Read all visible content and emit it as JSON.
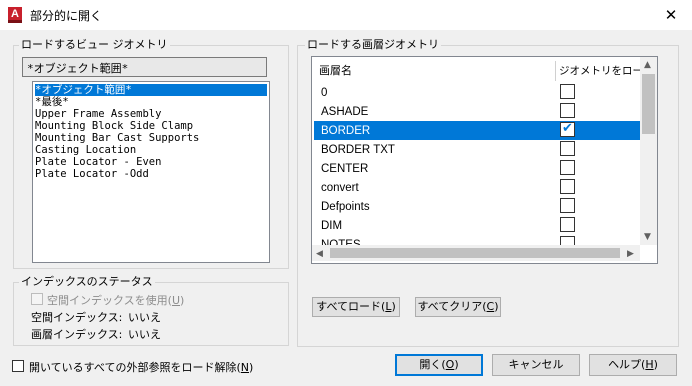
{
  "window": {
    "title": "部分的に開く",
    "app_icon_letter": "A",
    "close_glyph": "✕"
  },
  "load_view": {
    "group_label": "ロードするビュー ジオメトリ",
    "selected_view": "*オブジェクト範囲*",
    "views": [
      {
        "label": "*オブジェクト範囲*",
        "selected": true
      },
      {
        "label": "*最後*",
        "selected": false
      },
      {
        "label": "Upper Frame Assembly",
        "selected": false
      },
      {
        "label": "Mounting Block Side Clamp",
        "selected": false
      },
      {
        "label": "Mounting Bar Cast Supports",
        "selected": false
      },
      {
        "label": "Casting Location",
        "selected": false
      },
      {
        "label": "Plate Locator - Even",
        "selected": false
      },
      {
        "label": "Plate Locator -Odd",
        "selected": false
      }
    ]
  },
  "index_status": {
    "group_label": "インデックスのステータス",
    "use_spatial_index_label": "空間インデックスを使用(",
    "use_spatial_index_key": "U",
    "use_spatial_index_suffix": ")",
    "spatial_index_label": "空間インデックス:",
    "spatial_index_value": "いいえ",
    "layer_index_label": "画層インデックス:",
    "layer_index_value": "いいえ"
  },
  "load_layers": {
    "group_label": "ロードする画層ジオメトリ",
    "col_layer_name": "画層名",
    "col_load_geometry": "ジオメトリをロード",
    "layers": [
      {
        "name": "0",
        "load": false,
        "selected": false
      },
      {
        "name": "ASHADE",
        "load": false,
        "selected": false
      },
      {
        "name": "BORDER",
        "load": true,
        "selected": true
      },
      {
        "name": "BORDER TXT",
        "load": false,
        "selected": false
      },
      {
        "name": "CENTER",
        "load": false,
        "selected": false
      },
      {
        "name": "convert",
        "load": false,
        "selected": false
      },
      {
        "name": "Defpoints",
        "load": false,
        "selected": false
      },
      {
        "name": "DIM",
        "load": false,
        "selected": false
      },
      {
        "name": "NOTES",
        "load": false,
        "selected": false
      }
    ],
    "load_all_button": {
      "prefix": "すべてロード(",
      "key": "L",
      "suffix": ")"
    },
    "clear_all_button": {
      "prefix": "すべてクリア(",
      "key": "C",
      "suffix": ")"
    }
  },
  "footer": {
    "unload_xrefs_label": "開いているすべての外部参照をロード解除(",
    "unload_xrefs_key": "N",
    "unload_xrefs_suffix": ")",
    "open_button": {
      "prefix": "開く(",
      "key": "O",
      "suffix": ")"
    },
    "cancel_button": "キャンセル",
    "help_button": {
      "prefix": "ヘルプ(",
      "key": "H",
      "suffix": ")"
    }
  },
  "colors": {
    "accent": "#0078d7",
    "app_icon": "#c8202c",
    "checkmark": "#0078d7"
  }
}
------------------------------------
WHAT TO WORK ON: Quote all the records verbatim, dropping any pictures from your copy.

EXERCISE RESPONSE:
Read all visible content and emit it as JSON.
{
  "window": {
    "title": "部分的に開く",
    "app_icon_letter": "A",
    "close_glyph": "✕"
  },
  "load_view": {
    "group_label": "ロードするビュー ジオメトリ",
    "selected_view": "*オブジェクト範囲*",
    "views": [
      {
        "label": "*オブジェクト範囲*",
        "selected": true
      },
      {
        "label": "*最後*",
        "selected": false
      },
      {
        "label": "Upper Frame Assembly",
        "selected": false
      },
      {
        "label": "Mounting Block Side Clamp",
        "selected": false
      },
      {
        "label": "Mounting Bar Cast Supports",
        "selected": false
      },
      {
        "label": "Casting Location",
        "selected": false
      },
      {
        "label": "Plate Locator - Even",
        "selected": false
      },
      {
        "label": "Plate Locator -Odd",
        "selected": false
      }
    ]
  },
  "index_status": {
    "group_label": "インデックスのステータス",
    "use_spatial_index_label": "空間インデックスを使用(",
    "use_spatial_index_key": "U",
    "use_spatial_index_suffix": ")",
    "spatial_index_label": "空間インデックス:",
    "spatial_index_value": "いいえ",
    "layer_index_label": "画層インデックス:",
    "layer_index_value": "いいえ"
  },
  "load_layers": {
    "group_label": "ロードする画層ジオメトリ",
    "col_layer_name": "画層名",
    "col_load_geometry": "ジオメトリをロード",
    "layers": [
      {
        "name": "0",
        "load": false,
        "selected": false
      },
      {
        "name": "ASHADE",
        "load": false,
        "selected": false
      },
      {
        "name": "BORDER",
        "load": true,
        "selected": true
      },
      {
        "name": "BORDER TXT",
        "load": false,
        "selected": false
      },
      {
        "name": "CENTER",
        "load": false,
        "selected": false
      },
      {
        "name": "convert",
        "load": false,
        "selected": false
      },
      {
        "name": "Defpoints",
        "load": false,
        "selected": false
      },
      {
        "name": "DIM",
        "load": false,
        "selected": false
      },
      {
        "name": "NOTES",
        "load": false,
        "selected": false
      }
    ],
    "load_all_button": {
      "prefix": "すべてロード(",
      "key": "L",
      "suffix": ")"
    },
    "clear_all_button": {
      "prefix": "すべてクリア(",
      "key": "C",
      "suffix": ")"
    }
  },
  "footer": {
    "unload_xrefs_label": "開いているすべての外部参照をロード解除(",
    "unload_xrefs_key": "N",
    "unload_xrefs_suffix": ")",
    "open_button": {
      "prefix": "開く(",
      "key": "O",
      "suffix": ")"
    },
    "cancel_button": "キャンセル",
    "help_button": {
      "prefix": "ヘルプ(",
      "key": "H",
      "suffix": ")"
    }
  },
  "colors": {
    "accent": "#0078d7",
    "app_icon": "#c8202c",
    "checkmark": "#0078d7"
  }
}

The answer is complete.